■ **GOAL**
Reproduce the complete listing without any deviation.

■ **INFORMATION GIVEN**
== == ==

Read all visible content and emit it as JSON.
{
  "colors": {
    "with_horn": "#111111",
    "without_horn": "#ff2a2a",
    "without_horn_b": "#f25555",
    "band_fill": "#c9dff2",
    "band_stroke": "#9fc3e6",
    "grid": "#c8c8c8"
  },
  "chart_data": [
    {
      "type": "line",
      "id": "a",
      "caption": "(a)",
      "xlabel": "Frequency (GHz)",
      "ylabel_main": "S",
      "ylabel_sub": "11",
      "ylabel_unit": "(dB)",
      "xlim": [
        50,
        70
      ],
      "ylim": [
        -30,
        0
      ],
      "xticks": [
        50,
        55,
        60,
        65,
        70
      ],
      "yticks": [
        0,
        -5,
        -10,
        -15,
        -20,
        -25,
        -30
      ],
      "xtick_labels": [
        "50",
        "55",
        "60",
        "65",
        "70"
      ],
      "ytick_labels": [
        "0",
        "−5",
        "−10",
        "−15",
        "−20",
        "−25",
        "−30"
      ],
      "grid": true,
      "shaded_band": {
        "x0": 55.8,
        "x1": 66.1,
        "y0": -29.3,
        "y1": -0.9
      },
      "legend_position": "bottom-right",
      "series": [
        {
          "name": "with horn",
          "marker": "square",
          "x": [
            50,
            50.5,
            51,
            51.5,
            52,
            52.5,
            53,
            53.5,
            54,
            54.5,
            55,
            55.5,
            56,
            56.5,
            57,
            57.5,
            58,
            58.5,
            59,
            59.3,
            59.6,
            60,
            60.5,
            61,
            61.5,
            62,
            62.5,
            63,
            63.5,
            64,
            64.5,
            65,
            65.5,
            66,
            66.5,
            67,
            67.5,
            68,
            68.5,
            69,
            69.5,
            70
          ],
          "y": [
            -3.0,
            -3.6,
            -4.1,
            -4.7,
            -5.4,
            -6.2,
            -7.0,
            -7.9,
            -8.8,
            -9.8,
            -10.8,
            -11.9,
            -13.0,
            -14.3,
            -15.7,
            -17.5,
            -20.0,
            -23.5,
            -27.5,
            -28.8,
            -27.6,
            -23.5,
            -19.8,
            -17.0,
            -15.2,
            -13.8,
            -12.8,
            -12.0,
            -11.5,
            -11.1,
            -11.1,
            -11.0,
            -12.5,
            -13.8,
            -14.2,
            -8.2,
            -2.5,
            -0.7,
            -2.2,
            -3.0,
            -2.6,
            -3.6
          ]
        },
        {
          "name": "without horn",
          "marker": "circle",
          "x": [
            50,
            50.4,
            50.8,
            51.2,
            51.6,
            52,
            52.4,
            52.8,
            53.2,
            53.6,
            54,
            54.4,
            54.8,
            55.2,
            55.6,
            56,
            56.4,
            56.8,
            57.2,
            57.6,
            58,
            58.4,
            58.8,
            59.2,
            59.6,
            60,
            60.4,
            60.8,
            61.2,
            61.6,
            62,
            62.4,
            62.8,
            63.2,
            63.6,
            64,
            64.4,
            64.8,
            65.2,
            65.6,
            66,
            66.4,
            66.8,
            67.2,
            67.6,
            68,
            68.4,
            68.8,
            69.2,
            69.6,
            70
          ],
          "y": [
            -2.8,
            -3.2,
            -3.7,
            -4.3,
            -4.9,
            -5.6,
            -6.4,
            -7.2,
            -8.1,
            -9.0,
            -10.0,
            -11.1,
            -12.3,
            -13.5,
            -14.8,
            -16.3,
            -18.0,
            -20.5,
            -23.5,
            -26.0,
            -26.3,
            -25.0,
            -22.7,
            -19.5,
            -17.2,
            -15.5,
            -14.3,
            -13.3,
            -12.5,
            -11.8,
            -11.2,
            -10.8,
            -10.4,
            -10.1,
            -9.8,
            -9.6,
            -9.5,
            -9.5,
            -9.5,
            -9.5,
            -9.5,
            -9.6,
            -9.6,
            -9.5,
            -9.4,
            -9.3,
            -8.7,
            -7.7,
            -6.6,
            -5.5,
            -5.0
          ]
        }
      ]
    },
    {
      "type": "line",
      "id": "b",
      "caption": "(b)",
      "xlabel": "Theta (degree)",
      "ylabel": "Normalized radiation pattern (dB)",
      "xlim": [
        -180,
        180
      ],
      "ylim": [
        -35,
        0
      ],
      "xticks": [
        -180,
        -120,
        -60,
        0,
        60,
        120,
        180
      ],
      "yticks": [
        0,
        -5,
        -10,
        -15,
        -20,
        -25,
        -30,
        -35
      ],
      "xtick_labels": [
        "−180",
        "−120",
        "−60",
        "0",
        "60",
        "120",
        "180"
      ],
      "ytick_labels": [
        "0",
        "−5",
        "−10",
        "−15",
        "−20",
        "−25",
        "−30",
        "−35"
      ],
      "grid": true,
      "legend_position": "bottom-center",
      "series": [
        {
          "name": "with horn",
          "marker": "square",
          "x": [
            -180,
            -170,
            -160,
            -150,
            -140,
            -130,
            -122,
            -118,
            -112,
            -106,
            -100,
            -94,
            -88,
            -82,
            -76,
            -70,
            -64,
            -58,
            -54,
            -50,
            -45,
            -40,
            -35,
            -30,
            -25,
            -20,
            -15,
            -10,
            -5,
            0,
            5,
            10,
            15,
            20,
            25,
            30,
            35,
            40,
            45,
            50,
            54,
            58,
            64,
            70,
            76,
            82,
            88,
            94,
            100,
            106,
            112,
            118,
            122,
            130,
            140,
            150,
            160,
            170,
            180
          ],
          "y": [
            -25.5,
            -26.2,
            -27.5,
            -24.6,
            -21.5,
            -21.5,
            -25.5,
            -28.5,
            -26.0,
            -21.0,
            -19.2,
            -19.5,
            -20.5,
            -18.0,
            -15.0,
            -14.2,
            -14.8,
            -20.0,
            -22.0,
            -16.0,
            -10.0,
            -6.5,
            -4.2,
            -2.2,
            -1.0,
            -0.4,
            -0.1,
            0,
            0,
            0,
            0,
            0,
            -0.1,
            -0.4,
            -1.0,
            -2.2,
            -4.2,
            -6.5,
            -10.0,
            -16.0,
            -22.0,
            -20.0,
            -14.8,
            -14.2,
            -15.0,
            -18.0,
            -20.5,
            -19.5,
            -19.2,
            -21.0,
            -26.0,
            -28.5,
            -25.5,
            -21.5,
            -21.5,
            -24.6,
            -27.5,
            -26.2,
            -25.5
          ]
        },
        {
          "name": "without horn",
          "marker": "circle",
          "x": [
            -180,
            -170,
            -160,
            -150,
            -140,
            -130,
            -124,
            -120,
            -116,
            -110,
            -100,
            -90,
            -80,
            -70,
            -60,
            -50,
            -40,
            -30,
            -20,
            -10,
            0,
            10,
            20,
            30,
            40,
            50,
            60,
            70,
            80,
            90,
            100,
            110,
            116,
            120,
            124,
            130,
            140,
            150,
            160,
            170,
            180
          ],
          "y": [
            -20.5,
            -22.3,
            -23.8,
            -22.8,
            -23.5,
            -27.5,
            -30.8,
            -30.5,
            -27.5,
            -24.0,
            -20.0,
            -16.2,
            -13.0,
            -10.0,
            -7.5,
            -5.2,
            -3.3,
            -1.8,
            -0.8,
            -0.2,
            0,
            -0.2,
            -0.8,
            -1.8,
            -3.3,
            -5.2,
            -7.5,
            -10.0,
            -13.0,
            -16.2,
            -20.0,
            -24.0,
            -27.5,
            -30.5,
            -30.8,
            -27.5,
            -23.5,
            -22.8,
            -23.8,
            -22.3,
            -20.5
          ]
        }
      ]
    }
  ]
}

== == ==

■ **RESULT OF THIS EXERCISE**
Read all visible content and emit it as JSON.
{
  "colors": {
    "with_horn": "#111111",
    "without_horn": "#ff2a2a",
    "without_horn_b": "#f25555",
    "band_fill": "#c9dff2",
    "band_stroke": "#9fc3e6",
    "grid": "#c8c8c8"
  },
  "chart_data": [
    {
      "type": "line",
      "id": "a",
      "caption": "(a)",
      "xlabel": "Frequency (GHz)",
      "ylabel_main": "S",
      "ylabel_sub": "11",
      "ylabel_unit": "(dB)",
      "xlim": [
        50,
        70
      ],
      "ylim": [
        -30,
        0
      ],
      "xticks": [
        50,
        55,
        60,
        65,
        70
      ],
      "yticks": [
        0,
        -5,
        -10,
        -15,
        -20,
        -25,
        -30
      ],
      "xtick_labels": [
        "50",
        "55",
        "60",
        "65",
        "70"
      ],
      "ytick_labels": [
        "0",
        "−5",
        "−10",
        "−15",
        "−20",
        "−25",
        "−30"
      ],
      "grid": true,
      "shaded_band": {
        "x0": 55.8,
        "x1": 66.1,
        "y0": -29.3,
        "y1": -0.9
      },
      "legend_position": "bottom-right",
      "series": [
        {
          "name": "with horn",
          "marker": "square",
          "x": [
            50,
            50.5,
            51,
            51.5,
            52,
            52.5,
            53,
            53.5,
            54,
            54.5,
            55,
            55.5,
            56,
            56.5,
            57,
            57.5,
            58,
            58.5,
            59,
            59.3,
            59.6,
            60,
            60.5,
            61,
            61.5,
            62,
            62.5,
            63,
            63.5,
            64,
            64.5,
            65,
            65.5,
            66,
            66.5,
            67,
            67.5,
            68,
            68.5,
            69,
            69.5,
            70
          ],
          "y": [
            -3.0,
            -3.6,
            -4.1,
            -4.7,
            -5.4,
            -6.2,
            -7.0,
            -7.9,
            -8.8,
            -9.8,
            -10.8,
            -11.9,
            -13.0,
            -14.3,
            -15.7,
            -17.5,
            -20.0,
            -23.5,
            -27.5,
            -28.8,
            -27.6,
            -23.5,
            -19.8,
            -17.0,
            -15.2,
            -13.8,
            -12.8,
            -12.0,
            -11.5,
            -11.1,
            -11.1,
            -11.0,
            -12.5,
            -13.8,
            -14.2,
            -8.2,
            -2.5,
            -0.7,
            -2.2,
            -3.0,
            -2.6,
            -3.6
          ]
        },
        {
          "name": "without horn",
          "marker": "circle",
          "x": [
            50,
            50.4,
            50.8,
            51.2,
            51.6,
            52,
            52.4,
            52.8,
            53.2,
            53.6,
            54,
            54.4,
            54.8,
            55.2,
            55.6,
            56,
            56.4,
            56.8,
            57.2,
            57.6,
            58,
            58.4,
            58.8,
            59.2,
            59.6,
            60,
            60.4,
            60.8,
            61.2,
            61.6,
            62,
            62.4,
            62.8,
            63.2,
            63.6,
            64,
            64.4,
            64.8,
            65.2,
            65.6,
            66,
            66.4,
            66.8,
            67.2,
            67.6,
            68,
            68.4,
            68.8,
            69.2,
            69.6,
            70
          ],
          "y": [
            -2.8,
            -3.2,
            -3.7,
            -4.3,
            -4.9,
            -5.6,
            -6.4,
            -7.2,
            -8.1,
            -9.0,
            -10.0,
            -11.1,
            -12.3,
            -13.5,
            -14.8,
            -16.3,
            -18.0,
            -20.5,
            -23.5,
            -26.0,
            -26.3,
            -25.0,
            -22.7,
            -19.5,
            -17.2,
            -15.5,
            -14.3,
            -13.3,
            -12.5,
            -11.8,
            -11.2,
            -10.8,
            -10.4,
            -10.1,
            -9.8,
            -9.6,
            -9.5,
            -9.5,
            -9.5,
            -9.5,
            -9.5,
            -9.6,
            -9.6,
            -9.5,
            -9.4,
            -9.3,
            -8.7,
            -7.7,
            -6.6,
            -5.5,
            -5.0
          ]
        }
      ]
    },
    {
      "type": "line",
      "id": "b",
      "caption": "(b)",
      "xlabel": "Theta (degree)",
      "ylabel": "Normalized radiation pattern (dB)",
      "xlim": [
        -180,
        180
      ],
      "ylim": [
        -35,
        0
      ],
      "xticks": [
        -180,
        -120,
        -60,
        0,
        60,
        120,
        180
      ],
      "yticks": [
        0,
        -5,
        -10,
        -15,
        -20,
        -25,
        -30,
        -35
      ],
      "xtick_labels": [
        "−180",
        "−120",
        "−60",
        "0",
        "60",
        "120",
        "180"
      ],
      "ytick_labels": [
        "0",
        "−5",
        "−10",
        "−15",
        "−20",
        "−25",
        "−30",
        "−35"
      ],
      "grid": true,
      "legend_position": "bottom-center",
      "series": [
        {
          "name": "with horn",
          "marker": "square",
          "x": [
            -180,
            -170,
            -160,
            -150,
            -140,
            -130,
            -122,
            -118,
            -112,
            -106,
            -100,
            -94,
            -88,
            -82,
            -76,
            -70,
            -64,
            -58,
            -54,
            -50,
            -45,
            -40,
            -35,
            -30,
            -25,
            -20,
            -15,
            -10,
            -5,
            0,
            5,
            10,
            15,
            20,
            25,
            30,
            35,
            40,
            45,
            50,
            54,
            58,
            64,
            70,
            76,
            82,
            88,
            94,
            100,
            106,
            112,
            118,
            122,
            130,
            140,
            150,
            160,
            170,
            180
          ],
          "y": [
            -25.5,
            -26.2,
            -27.5,
            -24.6,
            -21.5,
            -21.5,
            -25.5,
            -28.5,
            -26.0,
            -21.0,
            -19.2,
            -19.5,
            -20.5,
            -18.0,
            -15.0,
            -14.2,
            -14.8,
            -20.0,
            -22.0,
            -16.0,
            -10.0,
            -6.5,
            -4.2,
            -2.2,
            -1.0,
            -0.4,
            -0.1,
            0,
            0,
            0,
            0,
            0,
            -0.1,
            -0.4,
            -1.0,
            -2.2,
            -4.2,
            -6.5,
            -10.0,
            -16.0,
            -22.0,
            -20.0,
            -14.8,
            -14.2,
            -15.0,
            -18.0,
            -20.5,
            -19.5,
            -19.2,
            -21.0,
            -26.0,
            -28.5,
            -25.5,
            -21.5,
            -21.5,
            -24.6,
            -27.5,
            -26.2,
            -25.5
          ]
        },
        {
          "name": "without horn",
          "marker": "circle",
          "x": [
            -180,
            -170,
            -160,
            -150,
            -140,
            -130,
            -124,
            -120,
            -116,
            -110,
            -100,
            -90,
            -80,
            -70,
            -60,
            -50,
            -40,
            -30,
            -20,
            -10,
            0,
            10,
            20,
            30,
            40,
            50,
            60,
            70,
            80,
            90,
            100,
            110,
            116,
            120,
            124,
            130,
            140,
            150,
            160,
            170,
            180
          ],
          "y": [
            -20.5,
            -22.3,
            -23.8,
            -22.8,
            -23.5,
            -27.5,
            -30.8,
            -30.5,
            -27.5,
            -24.0,
            -20.0,
            -16.2,
            -13.0,
            -10.0,
            -7.5,
            -5.2,
            -3.3,
            -1.8,
            -0.8,
            -0.2,
            0,
            -0.2,
            -0.8,
            -1.8,
            -3.3,
            -5.2,
            -7.5,
            -10.0,
            -13.0,
            -16.2,
            -20.0,
            -24.0,
            -27.5,
            -30.5,
            -30.8,
            -27.5,
            -23.5,
            -22.8,
            -23.8,
            -22.3,
            -20.5
          ]
        }
      ]
    }
  ]
}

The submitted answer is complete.